-- Start --
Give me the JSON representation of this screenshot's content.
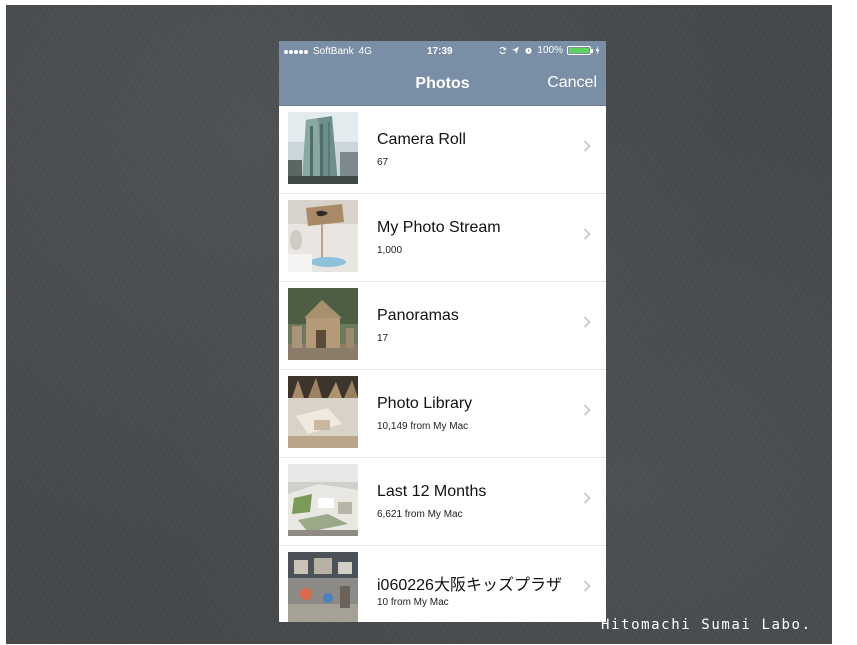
{
  "status_bar": {
    "carrier": "SoftBank",
    "network": "4G",
    "time": "17:39",
    "battery_percent": "100%",
    "battery_level": 1.0
  },
  "nav": {
    "title": "Photos",
    "cancel_label": "Cancel"
  },
  "albums": [
    {
      "name": "Camera Roll",
      "count": "67",
      "thumb": "building-photo"
    },
    {
      "name": "My Photo Stream",
      "count": "1,000",
      "thumb": "cardboard-sign-photo"
    },
    {
      "name": "Panoramas",
      "count": "17",
      "thumb": "cardboard-house-photo"
    },
    {
      "name": "Photo Library",
      "count": "10,149 from My Mac",
      "thumb": "cardboard-room-photo"
    },
    {
      "name": "Last 12 Months",
      "count": "6,621 from My Mac",
      "thumb": "model-terrain-photo"
    },
    {
      "name": "i060226大阪キッズプラザ",
      "count": "10 from My Mac",
      "thumb": "kids-plaza-photo"
    }
  ],
  "footer": {
    "caption": "Hitomachi Sumai Labo."
  },
  "colors": {
    "nav_background": "#7a8fa6",
    "slide_background": "#46494c",
    "battery_green": "#5fd35f"
  }
}
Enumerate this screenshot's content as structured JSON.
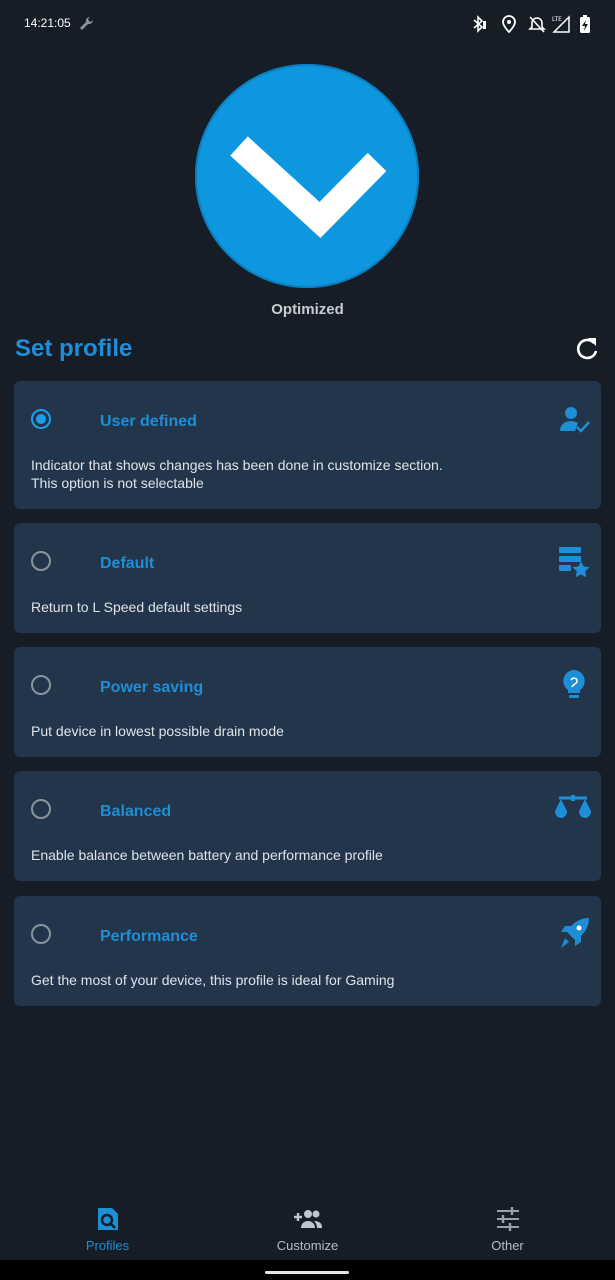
{
  "status_bar": {
    "time": "14:21:05",
    "icons": [
      "wrench-icon",
      "bluetooth-icon",
      "location-icon",
      "alarm-off-icon",
      "lte-signal-icon",
      "battery-charging-icon"
    ]
  },
  "hero": {
    "status_label": "Optimized",
    "icon": "check-icon",
    "accent_color": "#0d97de"
  },
  "section": {
    "title": "Set profile",
    "refresh_icon": "refresh-icon"
  },
  "profiles": [
    {
      "title": "User defined",
      "description_line1": "Indicator that shows changes has been done in customize section.",
      "description_line2": "This option is not selectable",
      "selected": true,
      "icon": "user-check-icon"
    },
    {
      "title": "Default",
      "description_line1": "Return to L Speed default settings",
      "selected": false,
      "icon": "list-star-icon"
    },
    {
      "title": "Power saving",
      "description_line1": "Put device in lowest possible drain mode",
      "selected": false,
      "icon": "lightbulb-icon"
    },
    {
      "title": "Balanced",
      "description_line1": "Enable balance between battery and performance profile",
      "selected": false,
      "icon": "scale-icon"
    },
    {
      "title": "Performance",
      "description_line1": "Get the most of your device, this profile is ideal for Gaming",
      "selected": false,
      "icon": "rocket-icon"
    }
  ],
  "bottom_nav": {
    "items": [
      {
        "label": "Profiles",
        "icon": "profile-search-icon",
        "active": true
      },
      {
        "label": "Customize",
        "icon": "add-people-icon",
        "active": false
      },
      {
        "label": "Other",
        "icon": "sliders-icon",
        "active": false
      }
    ]
  },
  "colors": {
    "background": "#161d27",
    "card": "#23354a",
    "accent": "#1e8ed6"
  }
}
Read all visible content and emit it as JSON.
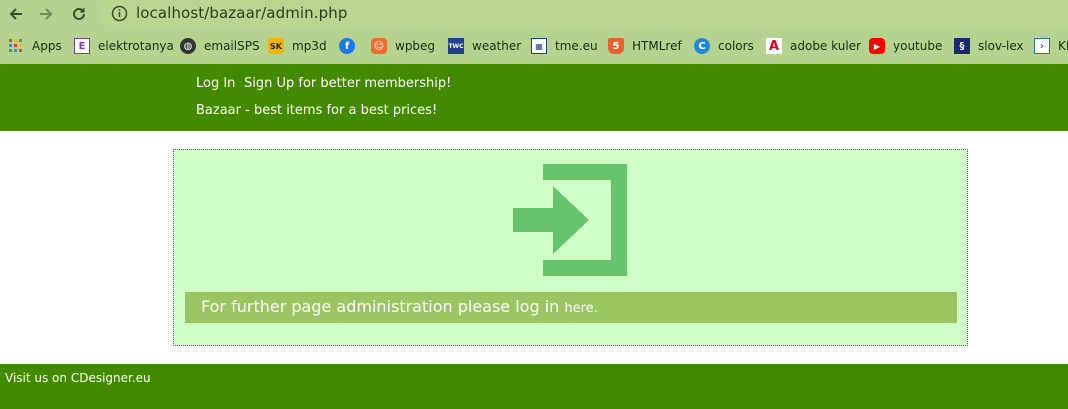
{
  "browser": {
    "url": "localhost/bazaar/admin.php"
  },
  "bookmarks": [
    {
      "label": "Apps",
      "icon": "apps-grid-icon"
    },
    {
      "label": "elektrotanya",
      "icon": "elektrotanya-icon"
    },
    {
      "label": "emailSPS",
      "icon": "globe-icon"
    },
    {
      "label": "mp3d",
      "icon": "mp3d-icon"
    },
    {
      "label": "",
      "icon": "facebook-icon"
    },
    {
      "label": "wpbeg",
      "icon": "wpbeg-icon"
    },
    {
      "label": "weather",
      "icon": "weather-channel-icon"
    },
    {
      "label": "tme.eu",
      "icon": "tme-icon"
    },
    {
      "label": "HTMLref",
      "icon": "html5-icon"
    },
    {
      "label": "colors",
      "icon": "colors-icon"
    },
    {
      "label": "adobe kuler",
      "icon": "adobe-icon"
    },
    {
      "label": "youtube",
      "icon": "youtube-icon"
    },
    {
      "label": "slov-lex",
      "icon": "slov-lex-icon"
    },
    {
      "label": "KE",
      "icon": "ke-icon"
    }
  ],
  "header": {
    "login_label": "Log In",
    "signup_label": "Sign Up for better membership!",
    "tagline": "Bazaar - best items for a best prices!"
  },
  "panel": {
    "message": "For further page administration please log in ",
    "link_label": "here."
  },
  "footer": {
    "text": "Visit us on CDesigner.eu"
  },
  "colors": {
    "header_green": "#438a00",
    "panel_bg": "#d0fcc8",
    "message_bar": "#9bc463",
    "icon_green": "#66c46d",
    "browser_chrome": "#b4d38e"
  }
}
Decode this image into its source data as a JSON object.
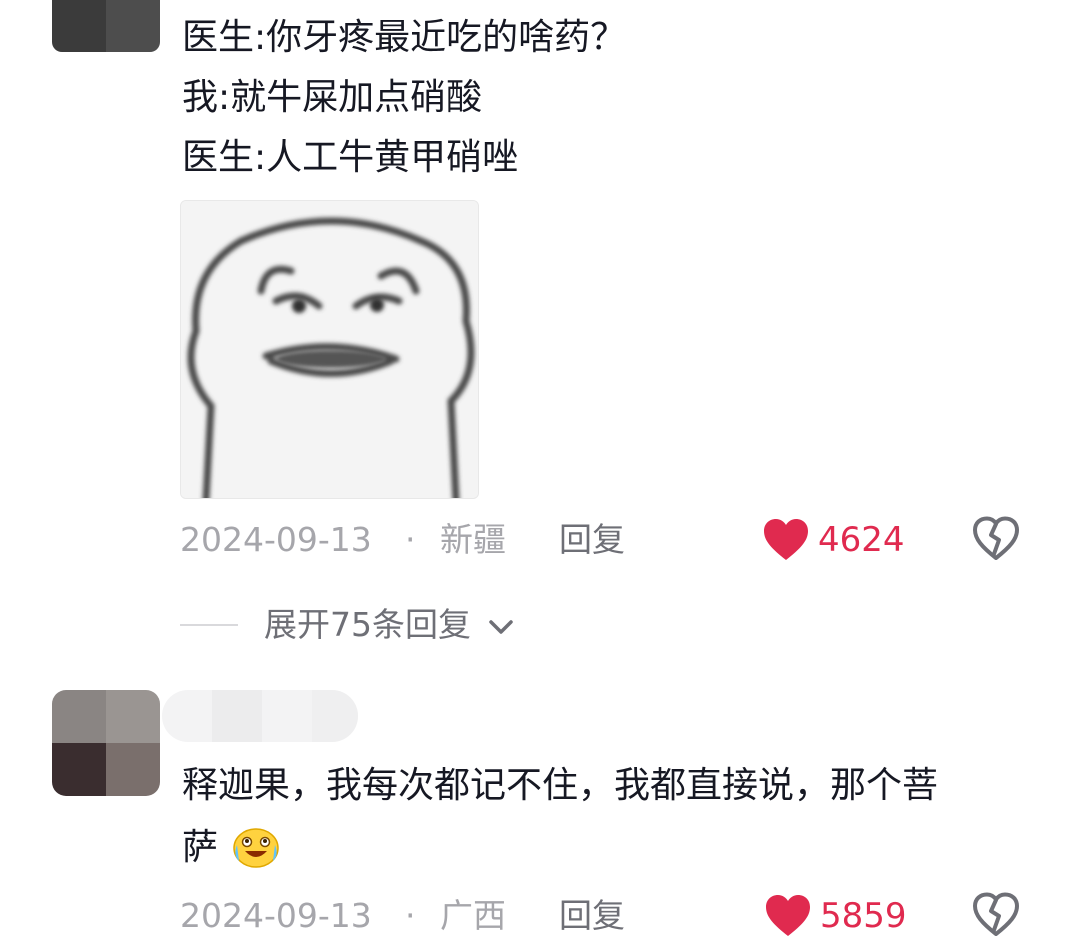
{
  "comment1": {
    "lines": [
      "医生:你牙疼最近吃的啥药？",
      "我:就牛屎加点硝酸",
      "医生:人工牛黄甲硝唑"
    ],
    "sticker_icon": "grimacing-frog-sticker",
    "date": "2024-09-13",
    "separator": "·",
    "location": "新疆",
    "reply_label": "回复",
    "likes": "4624",
    "expand_label": "展开75条回复"
  },
  "comment2": {
    "lines": [
      "释迦果，我每次都记不住，我都直接说，那个菩",
      "萨"
    ],
    "emoji_icon": "crying-laughing-emoji",
    "date": "2024-09-13",
    "separator": "·",
    "location": "广西",
    "reply_label": "回复",
    "likes": "5859"
  },
  "colors": {
    "like_red": "#e02a4f",
    "meta_gray": "#a6a6ab",
    "text": "#161823"
  }
}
-- End --
(Directions for this task): Copy everything in the records above except the pictures, exactly as written.

(Result of this task):
Give me the JSON representation of this screenshot's content.
{
  "status_bar": {
    "carrier": "SoftBank",
    "network": "4G",
    "time": "17:39",
    "battery_percent": "100%",
    "battery_level": 1.0
  },
  "nav": {
    "title": "Photos",
    "cancel_label": "Cancel"
  },
  "albums": [
    {
      "name": "Camera Roll",
      "count": "67",
      "thumb": "building-photo"
    },
    {
      "name": "My Photo Stream",
      "count": "1,000",
      "thumb": "cardboard-sign-photo"
    },
    {
      "name": "Panoramas",
      "count": "17",
      "thumb": "cardboard-house-photo"
    },
    {
      "name": "Photo Library",
      "count": "10,149 from My Mac",
      "thumb": "cardboard-room-photo"
    },
    {
      "name": "Last 12 Months",
      "count": "6,621 from My Mac",
      "thumb": "model-terrain-photo"
    },
    {
      "name": "i060226大阪キッズプラザ",
      "count": "10 from My Mac",
      "thumb": "kids-plaza-photo"
    }
  ],
  "footer": {
    "caption": "Hitomachi Sumai Labo."
  },
  "colors": {
    "nav_background": "#7a8fa6",
    "slide_background": "#46494c",
    "battery_green": "#5fd35f"
  }
}
Enumerate this screenshot's content as structured JSON.
{
  "status_bar": {
    "time": "14:21:05",
    "icons": [
      "wrench-icon",
      "bluetooth-icon",
      "location-icon",
      "alarm-off-icon",
      "lte-signal-icon",
      "battery-charging-icon"
    ]
  },
  "hero": {
    "status_label": "Optimized",
    "icon": "check-icon",
    "accent_color": "#0d97de"
  },
  "section": {
    "title": "Set profile",
    "refresh_icon": "refresh-icon"
  },
  "profiles": [
    {
      "title": "User defined",
      "description_line1": "Indicator that shows changes has been done in customize section.",
      "description_line2": "This option is not selectable",
      "selected": true,
      "icon": "user-check-icon"
    },
    {
      "title": "Default",
      "description_line1": "Return to L Speed default settings",
      "selected": false,
      "icon": "list-star-icon"
    },
    {
      "title": "Power saving",
      "description_line1": "Put device in lowest possible drain mode",
      "selected": false,
      "icon": "lightbulb-icon"
    },
    {
      "title": "Balanced",
      "description_line1": "Enable balance between battery and performance profile",
      "selected": false,
      "icon": "scale-icon"
    },
    {
      "title": "Performance",
      "description_line1": "Get the most of your device, this profile is ideal for Gaming",
      "selected": false,
      "icon": "rocket-icon"
    }
  ],
  "bottom_nav": {
    "items": [
      {
        "label": "Profiles",
        "icon": "profile-search-icon",
        "active": true
      },
      {
        "label": "Customize",
        "icon": "add-people-icon",
        "active": false
      },
      {
        "label": "Other",
        "icon": "sliders-icon",
        "active": false
      }
    ]
  },
  "colors": {
    "background": "#161d27",
    "card": "#23354a",
    "accent": "#1e8ed6"
  }
}
Read all visible content and emit it as JSON.
{
  "browser": {
    "url": "localhost/bazaar/admin.php"
  },
  "bookmarks": [
    {
      "label": "Apps",
      "icon": "apps-grid-icon"
    },
    {
      "label": "elektrotanya",
      "icon": "elektrotanya-icon"
    },
    {
      "label": "emailSPS",
      "icon": "globe-icon"
    },
    {
      "label": "mp3d",
      "icon": "mp3d-icon"
    },
    {
      "label": "",
      "icon": "facebook-icon"
    },
    {
      "label": "wpbeg",
      "icon": "wpbeg-icon"
    },
    {
      "label": "weather",
      "icon": "weather-channel-icon"
    },
    {
      "label": "tme.eu",
      "icon": "tme-icon"
    },
    {
      "label": "HTMLref",
      "icon": "html5-icon"
    },
    {
      "label": "colors",
      "icon": "colors-icon"
    },
    {
      "label": "adobe kuler",
      "icon": "adobe-icon"
    },
    {
      "label": "youtube",
      "icon": "youtube-icon"
    },
    {
      "label": "slov-lex",
      "icon": "slov-lex-icon"
    },
    {
      "label": "KE",
      "icon": "ke-icon"
    }
  ],
  "header": {
    "login_label": "Log In",
    "signup_label": "Sign Up for better membership!",
    "tagline": "Bazaar - best items for a best prices!"
  },
  "panel": {
    "message": "For further page administration please log in ",
    "link_label": "here."
  },
  "footer": {
    "text": "Visit us on CDesigner.eu"
  },
  "colors": {
    "header_green": "#438a00",
    "panel_bg": "#d0fcc8",
    "message_bar": "#9bc463",
    "icon_green": "#66c46d",
    "browser_chrome": "#b4d38e"
  }
}
Decode this image into its source data as a JSON object.
{
  "comment1": {
    "lines": [
      "医生:你牙疼最近吃的啥药？",
      "我:就牛屎加点硝酸",
      "医生:人工牛黄甲硝唑"
    ],
    "sticker_icon": "grimacing-frog-sticker",
    "date": "2024-09-13",
    "separator": "·",
    "location": "新疆",
    "reply_label": "回复",
    "likes": "4624",
    "expand_label": "展开75条回复"
  },
  "comment2": {
    "lines": [
      "释迦果，我每次都记不住，我都直接说，那个菩",
      "萨"
    ],
    "emoji_icon": "crying-laughing-emoji",
    "date": "2024-09-13",
    "separator": "·",
    "location": "广西",
    "reply_label": "回复",
    "likes": "5859"
  },
  "colors": {
    "like_red": "#e02a4f",
    "meta_gray": "#a6a6ab",
    "text": "#161823"
  }
}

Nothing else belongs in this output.